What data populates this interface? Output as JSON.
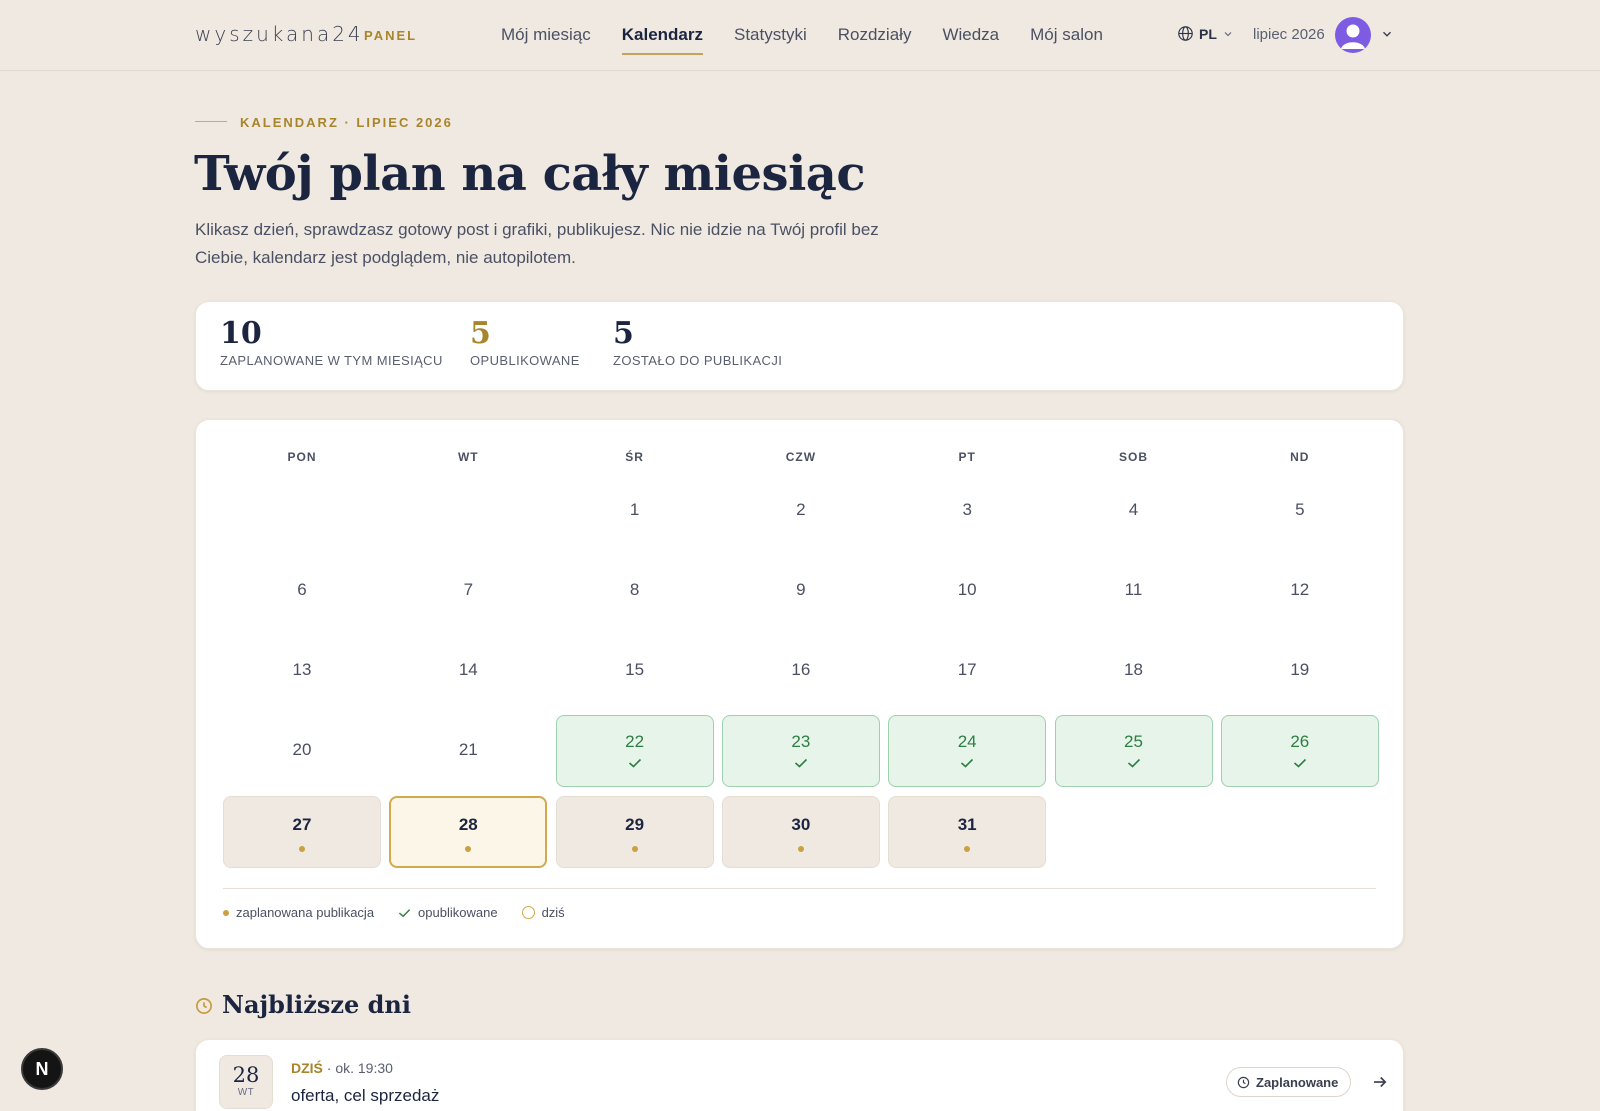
{
  "header": {
    "logo": "wyszukana24",
    "logo_tag": "PANEL",
    "nav": [
      {
        "label": "Mój miesiąc",
        "active": false
      },
      {
        "label": "Kalendarz",
        "active": true
      },
      {
        "label": "Statystyki",
        "active": false
      },
      {
        "label": "Rozdziały",
        "active": false
      },
      {
        "label": "Wiedza",
        "active": false
      },
      {
        "label": "Mój salon",
        "active": false
      }
    ],
    "lang": "PL",
    "month": "lipiec 2026"
  },
  "hero": {
    "eyebrow": "KALENDARZ · LIPIEC 2026",
    "title": "Twój plan na cały miesiąc",
    "description": "Klikasz dzień, sprawdzasz gotowy post i grafiki, publikujesz. Nic nie idzie na Twój profil bez Ciebie, kalendarz jest podglądem, nie autopilotem."
  },
  "stats": [
    {
      "value": "10",
      "label": "ZAPLANOWANE W TYM MIESIĄCU",
      "color": "#1c2540"
    },
    {
      "value": "5",
      "label": "OPUBLIKOWANE",
      "color": "#a8842a"
    },
    {
      "value": "5",
      "label": "ZOSTAŁO DO PUBLIKACJI",
      "color": "#1c2540"
    }
  ],
  "calendar": {
    "weekdays": [
      "PON",
      "WT",
      "ŚR",
      "CZW",
      "PT",
      "SOB",
      "ND"
    ],
    "first_weekday_index": 2,
    "days_in_month": 31,
    "published": [
      22,
      23,
      24,
      25,
      26
    ],
    "planned": [
      27,
      28,
      29,
      30,
      31
    ],
    "today": 28,
    "legend": {
      "planned": "zaplanowana publikacja",
      "published": "opublikowane",
      "today": "dziś"
    }
  },
  "upcoming": {
    "title": "Najbliższe dni",
    "items": [
      {
        "day": "28",
        "dow": "WT",
        "when": "DZIŚ",
        "time": "· ok. 19:30",
        "title": "oferta, cel sprzedaż",
        "status": "Zaplanowane"
      }
    ]
  },
  "fab_label": "N",
  "colors": {
    "accent": "#c5a35a",
    "gold_text": "#a8842a",
    "navy": "#1c2540",
    "published_bg": "#e6f4ea",
    "published_text": "#2e7d42",
    "background": "#efe9e1"
  }
}
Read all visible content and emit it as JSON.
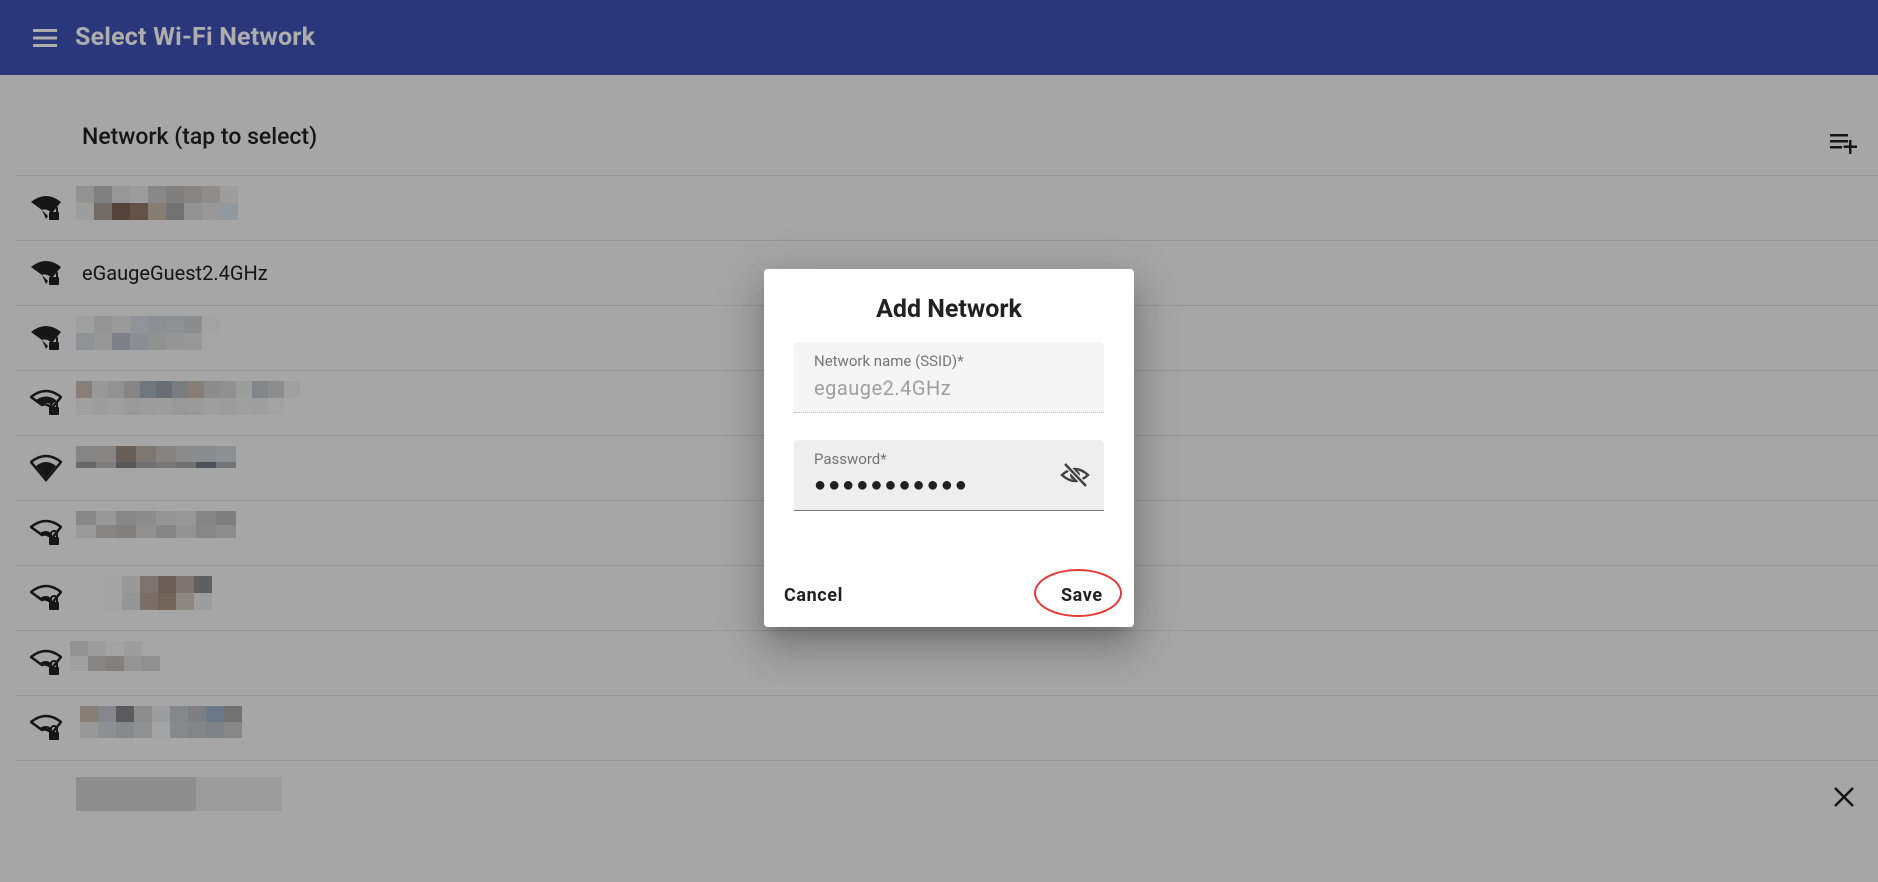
{
  "appbar": {
    "title": "Select Wi-Fi Network",
    "menu_icon": "menu-icon"
  },
  "list": {
    "header_label": "Network (tap to select)",
    "add_icon": "playlist-add-icon",
    "networks": [
      {
        "name": "",
        "secured": true,
        "signal": "strong"
      },
      {
        "name": "eGaugeGuest2.4GHz",
        "secured": true,
        "signal": "strong"
      },
      {
        "name": "",
        "secured": true,
        "signal": "strong"
      },
      {
        "name": "",
        "secured": true,
        "signal": "medium"
      },
      {
        "name": "",
        "secured": false,
        "signal": "medium"
      },
      {
        "name": "",
        "secured": true,
        "signal": "weak"
      },
      {
        "name": "",
        "secured": true,
        "signal": "weak"
      },
      {
        "name": "",
        "secured": true,
        "signal": "weak"
      },
      {
        "name": "",
        "secured": true,
        "signal": "weak"
      }
    ],
    "close_icon": "close-icon"
  },
  "dialog": {
    "title": "Add Network",
    "ssid_label": "Network name (SSID)*",
    "ssid_value": "egauge2.4GHz",
    "password_label": "Password*",
    "password_value": "●●●●●●●●●●●",
    "visibility_icon": "eye-off-icon",
    "cancel_label": "Cancel",
    "save_label": "Save"
  },
  "colors": {
    "appbar": "#3f51b5",
    "highlight": "#e53935"
  }
}
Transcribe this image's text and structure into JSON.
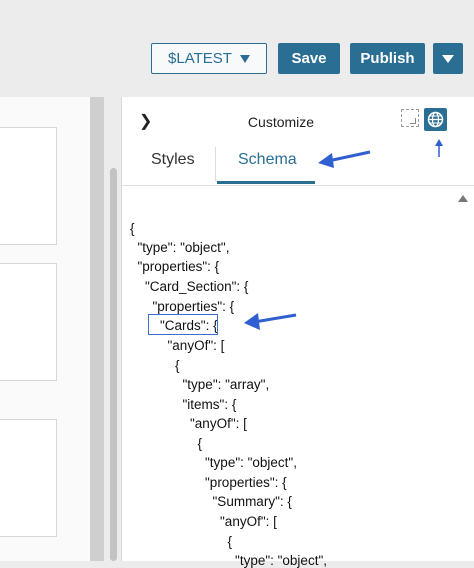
{
  "toolbar": {
    "version_label": "$LATEST",
    "save_label": "Save",
    "publish_label": "Publish"
  },
  "panel": {
    "title": "Customize",
    "tabs": [
      {
        "label": "Styles",
        "active": false
      },
      {
        "label": "Schema",
        "active": true
      }
    ]
  },
  "schema_lines": [
    "{",
    "  \"type\": \"object\",",
    "  \"properties\": {",
    "    \"Card_Section\": {",
    "      \"properties\": {",
    "        \"Cards\": {",
    "          \"anyOf\": [",
    "            {",
    "              \"type\": \"array\",",
    "              \"items\": {",
    "                \"anyOf\": [",
    "                  {",
    "                    \"type\": \"object\",",
    "                    \"properties\": {",
    "                      \"Summary\": {",
    "                        \"anyOf\": [",
    "                          {",
    "                            \"type\": \"object\","
  ],
  "colors": {
    "accent": "#2a6f93",
    "annotation_arrow": "#2f5fd0",
    "background": "#ececed"
  }
}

OBJECTIVE ▸ Your task is to copy the entries in full and exactly, without any images.

SOLUTION TO THIS PROBLEM ▸
What data populates this interface? Output as JSON.
{
  "header": {
    "logo": "wyszukana24",
    "logo_tag": "PANEL",
    "nav": [
      {
        "label": "Mój miesiąc",
        "active": false
      },
      {
        "label": "Kalendarz",
        "active": true
      },
      {
        "label": "Statystyki",
        "active": false
      },
      {
        "label": "Rozdziały",
        "active": false
      },
      {
        "label": "Wiedza",
        "active": false
      },
      {
        "label": "Mój salon",
        "active": false
      }
    ],
    "lang": "PL",
    "month": "lipiec 2026"
  },
  "hero": {
    "eyebrow": "KALENDARZ · LIPIEC 2026",
    "title": "Twój plan na cały miesiąc",
    "description": "Klikasz dzień, sprawdzasz gotowy post i grafiki, publikujesz. Nic nie idzie na Twój profil bez Ciebie, kalendarz jest podglądem, nie autopilotem."
  },
  "stats": [
    {
      "value": "10",
      "label": "ZAPLANOWANE W TYM MIESIĄCU",
      "color": "#1c2540"
    },
    {
      "value": "5",
      "label": "OPUBLIKOWANE",
      "color": "#a8842a"
    },
    {
      "value": "5",
      "label": "ZOSTAŁO DO PUBLIKACJI",
      "color": "#1c2540"
    }
  ],
  "calendar": {
    "weekdays": [
      "PON",
      "WT",
      "ŚR",
      "CZW",
      "PT",
      "SOB",
      "ND"
    ],
    "first_weekday_index": 2,
    "days_in_month": 31,
    "published": [
      22,
      23,
      24,
      25,
      26
    ],
    "planned": [
      27,
      28,
      29,
      30,
      31
    ],
    "today": 28,
    "legend": {
      "planned": "zaplanowana publikacja",
      "published": "opublikowane",
      "today": "dziś"
    }
  },
  "upcoming": {
    "title": "Najbliższe dni",
    "items": [
      {
        "day": "28",
        "dow": "WT",
        "when": "DZIŚ",
        "time": "· ok. 19:30",
        "title": "oferta, cel sprzedaż",
        "status": "Zaplanowane"
      }
    ]
  },
  "fab_label": "N",
  "colors": {
    "accent": "#c5a35a",
    "gold_text": "#a8842a",
    "navy": "#1c2540",
    "published_bg": "#e6f4ea",
    "published_text": "#2e7d42",
    "background": "#efe9e1"
  }
}
Read all visible content and emit it as JSON.
{
  "appbar": {
    "title": "Select Wi-Fi Network",
    "menu_icon": "menu-icon"
  },
  "list": {
    "header_label": "Network (tap to select)",
    "add_icon": "playlist-add-icon",
    "networks": [
      {
        "name": "",
        "secured": true,
        "signal": "strong"
      },
      {
        "name": "eGaugeGuest2.4GHz",
        "secured": true,
        "signal": "strong"
      },
      {
        "name": "",
        "secured": true,
        "signal": "strong"
      },
      {
        "name": "",
        "secured": true,
        "signal": "medium"
      },
      {
        "name": "",
        "secured": false,
        "signal": "medium"
      },
      {
        "name": "",
        "secured": true,
        "signal": "weak"
      },
      {
        "name": "",
        "secured": true,
        "signal": "weak"
      },
      {
        "name": "",
        "secured": true,
        "signal": "weak"
      },
      {
        "name": "",
        "secured": true,
        "signal": "weak"
      }
    ],
    "close_icon": "close-icon"
  },
  "dialog": {
    "title": "Add Network",
    "ssid_label": "Network name (SSID)*",
    "ssid_value": "egauge2.4GHz",
    "password_label": "Password*",
    "password_value": "●●●●●●●●●●●",
    "visibility_icon": "eye-off-icon",
    "cancel_label": "Cancel",
    "save_label": "Save"
  },
  "colors": {
    "appbar": "#3f51b5",
    "highlight": "#e53935"
  }
}
Transcribe this image's text and structure into JSON.
{
  "toolbar": {
    "version_label": "$LATEST",
    "save_label": "Save",
    "publish_label": "Publish"
  },
  "panel": {
    "title": "Customize",
    "tabs": [
      {
        "label": "Styles",
        "active": false
      },
      {
        "label": "Schema",
        "active": true
      }
    ]
  },
  "schema_lines": [
    "{",
    "  \"type\": \"object\",",
    "  \"properties\": {",
    "    \"Card_Section\": {",
    "      \"properties\": {",
    "        \"Cards\": {",
    "          \"anyOf\": [",
    "            {",
    "              \"type\": \"array\",",
    "              \"items\": {",
    "                \"anyOf\": [",
    "                  {",
    "                    \"type\": \"object\",",
    "                    \"properties\": {",
    "                      \"Summary\": {",
    "                        \"anyOf\": [",
    "                          {",
    "                            \"type\": \"object\","
  ],
  "colors": {
    "accent": "#2a6f93",
    "annotation_arrow": "#2f5fd0",
    "background": "#ececed"
  }
}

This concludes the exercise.